**Instructions for the task:** For the data below, work out how many lines include the string "fields" and report only the number.

####

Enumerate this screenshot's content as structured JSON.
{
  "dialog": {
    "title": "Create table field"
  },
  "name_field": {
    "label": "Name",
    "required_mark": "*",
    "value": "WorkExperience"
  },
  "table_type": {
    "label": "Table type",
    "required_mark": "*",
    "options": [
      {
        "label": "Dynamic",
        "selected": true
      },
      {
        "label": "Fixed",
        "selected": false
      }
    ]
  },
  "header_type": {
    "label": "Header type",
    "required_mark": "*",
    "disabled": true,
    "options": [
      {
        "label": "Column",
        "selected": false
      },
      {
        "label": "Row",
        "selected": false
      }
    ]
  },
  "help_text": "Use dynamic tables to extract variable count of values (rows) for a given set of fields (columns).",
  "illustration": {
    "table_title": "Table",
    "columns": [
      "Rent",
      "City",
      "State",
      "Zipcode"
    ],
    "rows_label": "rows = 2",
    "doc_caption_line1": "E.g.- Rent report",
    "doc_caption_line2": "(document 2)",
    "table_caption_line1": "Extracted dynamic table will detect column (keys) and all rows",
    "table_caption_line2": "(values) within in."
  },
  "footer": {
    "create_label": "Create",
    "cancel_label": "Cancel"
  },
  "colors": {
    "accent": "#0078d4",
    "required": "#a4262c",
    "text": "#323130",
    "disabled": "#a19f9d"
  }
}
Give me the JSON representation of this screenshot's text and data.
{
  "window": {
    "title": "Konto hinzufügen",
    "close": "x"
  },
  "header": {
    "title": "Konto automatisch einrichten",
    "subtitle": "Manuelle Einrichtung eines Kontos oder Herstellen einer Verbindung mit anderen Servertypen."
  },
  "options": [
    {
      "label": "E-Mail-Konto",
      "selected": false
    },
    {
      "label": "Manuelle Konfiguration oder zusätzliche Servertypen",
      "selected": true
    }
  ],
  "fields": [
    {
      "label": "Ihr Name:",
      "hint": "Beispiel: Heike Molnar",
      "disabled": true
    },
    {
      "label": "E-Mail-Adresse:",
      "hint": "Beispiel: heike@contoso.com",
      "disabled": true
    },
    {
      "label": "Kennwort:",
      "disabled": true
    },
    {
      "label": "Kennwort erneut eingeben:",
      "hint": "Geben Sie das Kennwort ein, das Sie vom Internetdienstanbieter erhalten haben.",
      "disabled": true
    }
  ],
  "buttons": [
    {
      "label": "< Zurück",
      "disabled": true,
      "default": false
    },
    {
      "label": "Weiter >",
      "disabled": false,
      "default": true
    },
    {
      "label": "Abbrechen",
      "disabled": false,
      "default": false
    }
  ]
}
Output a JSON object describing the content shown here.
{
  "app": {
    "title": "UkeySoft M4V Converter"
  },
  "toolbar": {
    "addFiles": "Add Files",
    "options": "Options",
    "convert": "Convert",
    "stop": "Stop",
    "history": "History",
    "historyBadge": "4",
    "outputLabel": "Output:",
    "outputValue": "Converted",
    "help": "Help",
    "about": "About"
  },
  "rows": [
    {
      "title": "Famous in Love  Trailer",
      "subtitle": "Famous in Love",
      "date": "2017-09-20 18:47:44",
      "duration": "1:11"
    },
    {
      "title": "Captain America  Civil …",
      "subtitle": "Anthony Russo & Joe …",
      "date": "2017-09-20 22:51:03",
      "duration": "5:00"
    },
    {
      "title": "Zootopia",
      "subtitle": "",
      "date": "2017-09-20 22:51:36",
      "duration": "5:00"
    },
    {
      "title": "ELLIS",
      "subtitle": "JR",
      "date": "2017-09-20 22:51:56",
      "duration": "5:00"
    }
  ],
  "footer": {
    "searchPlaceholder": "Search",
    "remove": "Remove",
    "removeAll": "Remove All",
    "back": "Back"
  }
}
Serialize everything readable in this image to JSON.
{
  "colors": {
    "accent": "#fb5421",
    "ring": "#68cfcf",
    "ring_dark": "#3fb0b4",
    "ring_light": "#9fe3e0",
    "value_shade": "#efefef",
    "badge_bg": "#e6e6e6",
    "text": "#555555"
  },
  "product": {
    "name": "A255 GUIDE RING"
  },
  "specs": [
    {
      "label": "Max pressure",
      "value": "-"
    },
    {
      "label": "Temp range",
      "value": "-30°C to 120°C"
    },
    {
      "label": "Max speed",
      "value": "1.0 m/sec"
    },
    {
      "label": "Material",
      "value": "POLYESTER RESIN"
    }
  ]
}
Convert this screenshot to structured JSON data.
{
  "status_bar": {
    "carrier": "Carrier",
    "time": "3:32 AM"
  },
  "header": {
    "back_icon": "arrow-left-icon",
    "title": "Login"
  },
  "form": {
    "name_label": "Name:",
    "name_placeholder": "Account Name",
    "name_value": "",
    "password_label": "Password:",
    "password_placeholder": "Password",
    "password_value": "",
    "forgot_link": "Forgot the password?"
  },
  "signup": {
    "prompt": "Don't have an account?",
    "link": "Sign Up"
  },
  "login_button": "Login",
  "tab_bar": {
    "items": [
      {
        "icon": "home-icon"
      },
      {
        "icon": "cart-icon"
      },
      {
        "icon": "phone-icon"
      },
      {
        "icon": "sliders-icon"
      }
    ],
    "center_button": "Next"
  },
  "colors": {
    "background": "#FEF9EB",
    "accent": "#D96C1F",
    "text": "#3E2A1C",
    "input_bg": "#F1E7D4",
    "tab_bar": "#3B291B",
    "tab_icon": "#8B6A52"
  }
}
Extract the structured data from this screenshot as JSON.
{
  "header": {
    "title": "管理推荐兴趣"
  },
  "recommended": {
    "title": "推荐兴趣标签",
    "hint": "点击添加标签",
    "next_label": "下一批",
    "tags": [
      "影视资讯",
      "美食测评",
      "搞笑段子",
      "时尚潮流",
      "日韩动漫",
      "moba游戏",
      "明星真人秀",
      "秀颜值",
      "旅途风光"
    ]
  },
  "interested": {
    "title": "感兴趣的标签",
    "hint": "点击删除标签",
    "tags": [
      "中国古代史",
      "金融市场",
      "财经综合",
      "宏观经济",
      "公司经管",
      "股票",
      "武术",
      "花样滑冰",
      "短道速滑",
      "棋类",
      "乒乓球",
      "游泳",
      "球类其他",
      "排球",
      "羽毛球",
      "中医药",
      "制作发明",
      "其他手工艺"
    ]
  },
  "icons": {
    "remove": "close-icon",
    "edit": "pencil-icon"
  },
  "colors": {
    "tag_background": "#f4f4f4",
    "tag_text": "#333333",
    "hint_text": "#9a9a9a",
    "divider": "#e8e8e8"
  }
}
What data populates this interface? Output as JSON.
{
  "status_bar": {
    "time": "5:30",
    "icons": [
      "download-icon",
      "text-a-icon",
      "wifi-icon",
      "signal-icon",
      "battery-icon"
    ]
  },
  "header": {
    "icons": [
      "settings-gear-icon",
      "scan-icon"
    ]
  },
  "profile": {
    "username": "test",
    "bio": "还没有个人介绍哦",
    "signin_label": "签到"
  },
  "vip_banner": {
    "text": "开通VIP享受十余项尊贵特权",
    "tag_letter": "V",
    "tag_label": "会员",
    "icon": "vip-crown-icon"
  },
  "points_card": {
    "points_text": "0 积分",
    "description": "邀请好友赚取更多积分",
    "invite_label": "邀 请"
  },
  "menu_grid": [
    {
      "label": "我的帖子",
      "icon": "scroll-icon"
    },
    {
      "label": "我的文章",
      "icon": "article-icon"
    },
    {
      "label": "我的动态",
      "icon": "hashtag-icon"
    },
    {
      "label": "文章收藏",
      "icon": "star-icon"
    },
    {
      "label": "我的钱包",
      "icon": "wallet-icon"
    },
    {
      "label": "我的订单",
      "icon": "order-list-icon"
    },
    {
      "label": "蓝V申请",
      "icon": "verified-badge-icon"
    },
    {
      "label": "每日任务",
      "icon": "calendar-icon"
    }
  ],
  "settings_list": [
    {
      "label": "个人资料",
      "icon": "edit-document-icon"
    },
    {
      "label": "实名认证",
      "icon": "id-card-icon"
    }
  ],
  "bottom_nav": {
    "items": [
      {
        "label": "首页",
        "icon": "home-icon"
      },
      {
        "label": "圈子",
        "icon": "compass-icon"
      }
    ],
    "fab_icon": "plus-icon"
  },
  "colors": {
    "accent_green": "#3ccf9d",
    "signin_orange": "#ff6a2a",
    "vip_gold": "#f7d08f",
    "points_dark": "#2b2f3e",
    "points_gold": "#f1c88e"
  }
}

####

**Answer to this task:** 2